What this task involves
Find and copy every line in the records that includes the string "down".

## begin Provided material

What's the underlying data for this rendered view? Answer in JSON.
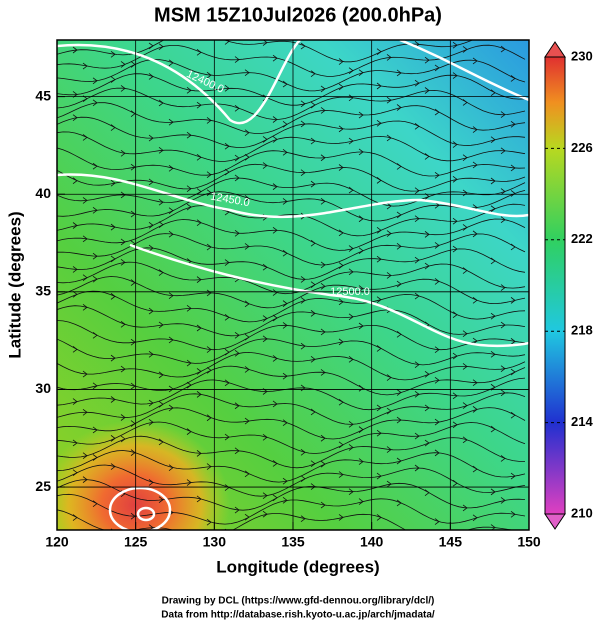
{
  "chart_data": {
    "type": "map",
    "title": "MSM 15Z10Jul2026 (200.0hPa)",
    "xlabel": "Longitude (degrees)",
    "ylabel": "Latitude  (degrees)",
    "xlim": [
      120,
      150
    ],
    "ylim": [
      22.8,
      47.9
    ],
    "xticks": [
      120,
      125,
      130,
      135,
      140,
      145,
      150
    ],
    "yticks": [
      25,
      30,
      35,
      40,
      45
    ],
    "grid": true,
    "colorbar": {
      "lim": [
        210,
        230
      ],
      "ticks": [
        210,
        214,
        218,
        222,
        226,
        230
      ]
    },
    "contour_labels": [
      "12400.0",
      "12450.0",
      "12500.0"
    ]
  },
  "footer": [
    "Drawing by DCL (https://www.gfd-dennou.org/library/dcl/)",
    "Data from http://database.rish.kyoto-u.ac.jp/arch/jmadata/"
  ]
}
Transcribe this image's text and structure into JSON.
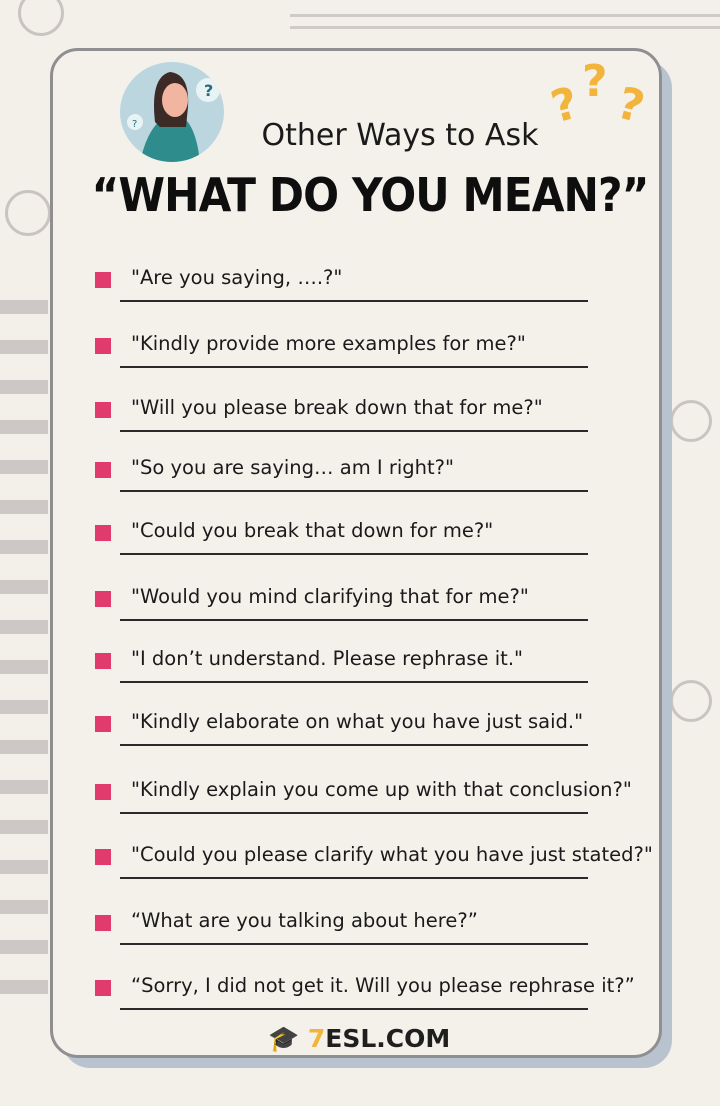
{
  "header": {
    "subtitle": "Other Ways to Ask",
    "title": "“WHAT DO YOU MEAN?”"
  },
  "items": [
    "\"Are you saying, ….?\"",
    "\"Kindly provide more examples for me?\"",
    "\"Will you please break down that for me?\"",
    "\"So you are saying… am I right?\"",
    "\"Could you break that down for me?\"",
    "\"Would you mind clarifying that for me?\"",
    "\"I don’t understand. Please rephrase it.\"",
    "\"Kindly elaborate on what you have just said.\"",
    "\"Kindly explain you come up with that conclusion?\"",
    "\"Could you please clarify what you have just stated?\"",
    "“What are you talking about here?”",
    "“Sorry, I did not get it. Will you please rephrase it?”"
  ],
  "logo": {
    "text": "ESL.COM",
    "prefix": "7"
  },
  "colors": {
    "bullet": "#e03b6c",
    "accent": "#f2b43b"
  }
}
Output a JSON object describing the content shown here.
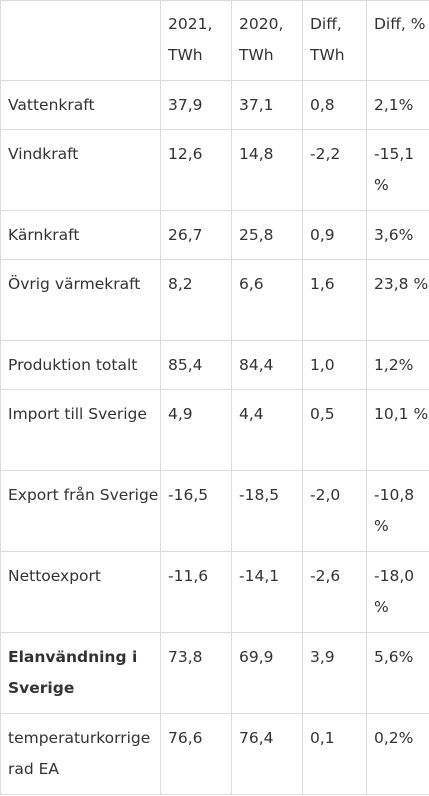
{
  "table": {
    "headers": [
      "",
      "2021, TWh",
      "2020, TWh",
      "Diff, TWh",
      "Diff, %"
    ],
    "rows": [
      {
        "label": "Vattenkraft",
        "v2021": "37,9",
        "v2020": "37,1",
        "diff": "0,8",
        "diff_pct": "2,1%"
      },
      {
        "label": "Vindkraft",
        "v2021": "12,6",
        "v2020": "14,8",
        "diff": "-2,2",
        "diff_pct": "-15,1 %"
      },
      {
        "label": "Kärnkraft",
        "v2021": "26,7",
        "v2020": "25,8",
        "diff": "0,9",
        "diff_pct": "3,6%"
      },
      {
        "label": "Övrig värmekraft",
        "v2021": "8,2",
        "v2020": "6,6",
        "diff": "1,6",
        "diff_pct": "23,8 %"
      },
      {
        "label": "Produktion totalt",
        "v2021": "85,4",
        "v2020": "84,4",
        "diff": "1,0",
        "diff_pct": "1,2%"
      },
      {
        "label": "Import till Sverige",
        "v2021": "4,9",
        "v2020": "4,4",
        "diff": "0,5",
        "diff_pct": "10,1 %"
      },
      {
        "label": "Export från Sverige",
        "v2021": "-16,5",
        "v2020": "-18,5",
        "diff": "-2,0",
        "diff_pct": "-10,8 %"
      },
      {
        "label": "Nettoexport",
        "v2021": "-11,6",
        "v2020": "-14,1",
        "diff": "-2,6",
        "diff_pct": "-18,0 %"
      },
      {
        "label": "Elanvändning i Sverige",
        "v2021": "73,8",
        "v2020": "69,9",
        "diff": "3,9",
        "diff_pct": "5,6%"
      },
      {
        "label": "temperaturkorrige rad EA",
        "v2021": "76,6",
        "v2020": "76,4",
        "diff": "0,1",
        "diff_pct": "0,2%"
      }
    ]
  }
}
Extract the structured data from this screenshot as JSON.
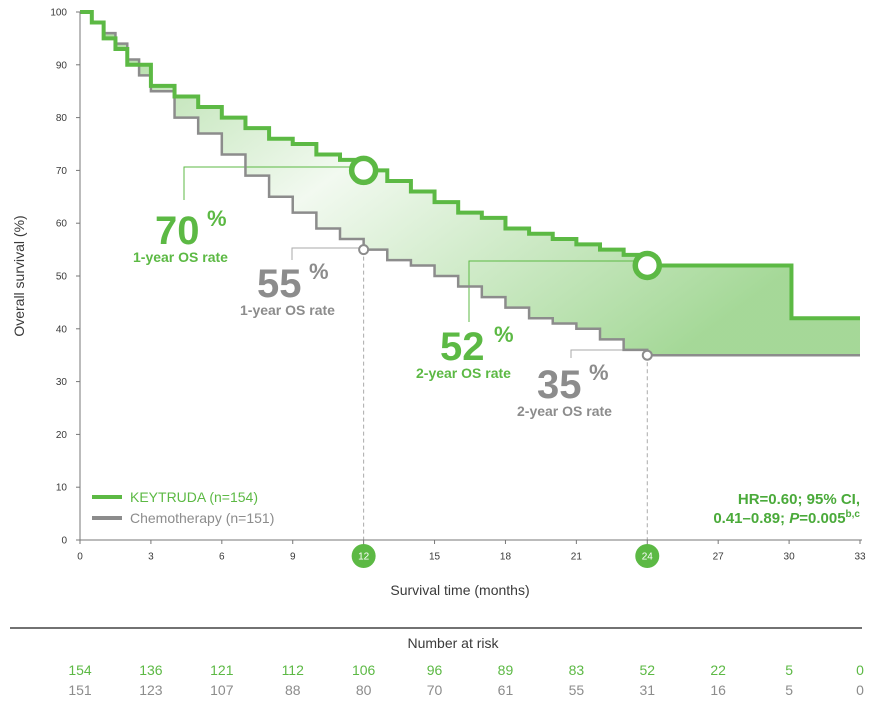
{
  "chart_data": {
    "type": "line",
    "xlabel": "Survival time (months)",
    "ylabel": "Overall survival (%)",
    "xlim": [
      0,
      33
    ],
    "ylim": [
      0,
      100
    ],
    "x_ticks": [
      "0",
      "3",
      "6",
      "9",
      "12",
      "15",
      "18",
      "21",
      "24",
      "27",
      "30",
      "33"
    ],
    "x_ticks_highlighted": [
      "12",
      "24"
    ],
    "y_ticks": [
      "0",
      "10",
      "20",
      "30",
      "40",
      "50",
      "60",
      "70",
      "80",
      "90",
      "100"
    ],
    "colors": {
      "keytruda": "#5cb944",
      "chemotherapy": "#8c8c8c",
      "highlight_circle": "#5cb944",
      "fill": "#5cb944"
    },
    "series": [
      {
        "name": "KEYTRUDA (n=154)",
        "color": "#5cb944",
        "x": [
          0,
          0.5,
          1.0,
          1.5,
          2.0,
          3.0,
          4.0,
          5.0,
          6.0,
          7.0,
          8.0,
          9.0,
          10.0,
          11.0,
          12.0,
          13.0,
          14.0,
          15.0,
          16.0,
          17.0,
          18.0,
          19.0,
          20.0,
          21.0,
          22.0,
          23.0,
          24.0,
          26.0,
          28.0,
          30.0,
          30.1,
          33.0
        ],
        "y": [
          100,
          98,
          95,
          93,
          90,
          86,
          84,
          82,
          80,
          78,
          76,
          75,
          73,
          72,
          70,
          68,
          66,
          64,
          62,
          61,
          59,
          58,
          57,
          56,
          55,
          54,
          52,
          52,
          52,
          52,
          42,
          42
        ]
      },
      {
        "name": "Chemotherapy (n=151)",
        "color": "#8c8c8c",
        "x": [
          0,
          0.5,
          1.0,
          1.5,
          2.0,
          2.5,
          3.0,
          4.0,
          5.0,
          6.0,
          7.0,
          8.0,
          9.0,
          10.0,
          11.0,
          12.0,
          13.0,
          14.0,
          15.0,
          16.0,
          17.0,
          18.0,
          19.0,
          20.0,
          21.0,
          22.0,
          23.0,
          24.0,
          25.0,
          30.0,
          33.0
        ],
        "y": [
          100,
          98,
          96,
          94,
          91,
          88,
          85,
          80,
          77,
          73,
          69,
          65,
          62,
          59,
          57,
          55,
          53,
          52,
          50,
          48,
          46,
          44,
          42,
          41,
          40,
          38,
          36,
          35,
          35,
          35,
          35
        ]
      }
    ],
    "markers": [
      {
        "series": "KEYTRUDA (n=154)",
        "x": 12,
        "y": 70,
        "value": "70",
        "unit": "%",
        "label": "1-year OS rate"
      },
      {
        "series": "Chemotherapy (n=151)",
        "x": 12,
        "y": 55,
        "value": "55",
        "unit": "%",
        "label": "1-year OS rate"
      },
      {
        "series": "KEYTRUDA (n=154)",
        "x": 24,
        "y": 52,
        "value": "52",
        "unit": "%",
        "label": "2-year OS rate"
      },
      {
        "series": "Chemotherapy (n=151)",
        "x": 24,
        "y": 35,
        "value": "35",
        "unit": "%",
        "label": "2-year OS rate"
      }
    ],
    "legend": {
      "placement": "bottom-left",
      "entries": [
        "KEYTRUDA (n=154)",
        "Chemotherapy (n=151)"
      ]
    },
    "annotation": {
      "line1": "HR=0.60; 95% CI,",
      "line2_prefix": "0.41–0.89; ",
      "line2_p": "P",
      "line2_value": "=0.005",
      "line2_sup": "b,c"
    },
    "number_at_risk": {
      "title": "Number at risk",
      "keytruda": [
        "154",
        "136",
        "121",
        "112",
        "106",
        "96",
        "89",
        "83",
        "52",
        "22",
        "5",
        "0"
      ],
      "chemotherapy": [
        "151",
        "123",
        "107",
        "88",
        "80",
        "70",
        "61",
        "55",
        "31",
        "16",
        "5",
        "0"
      ]
    }
  }
}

## end Provided material

Response below
    "\"Will you please break down that for me?\"",
    "\"Could you break that down for me?\"",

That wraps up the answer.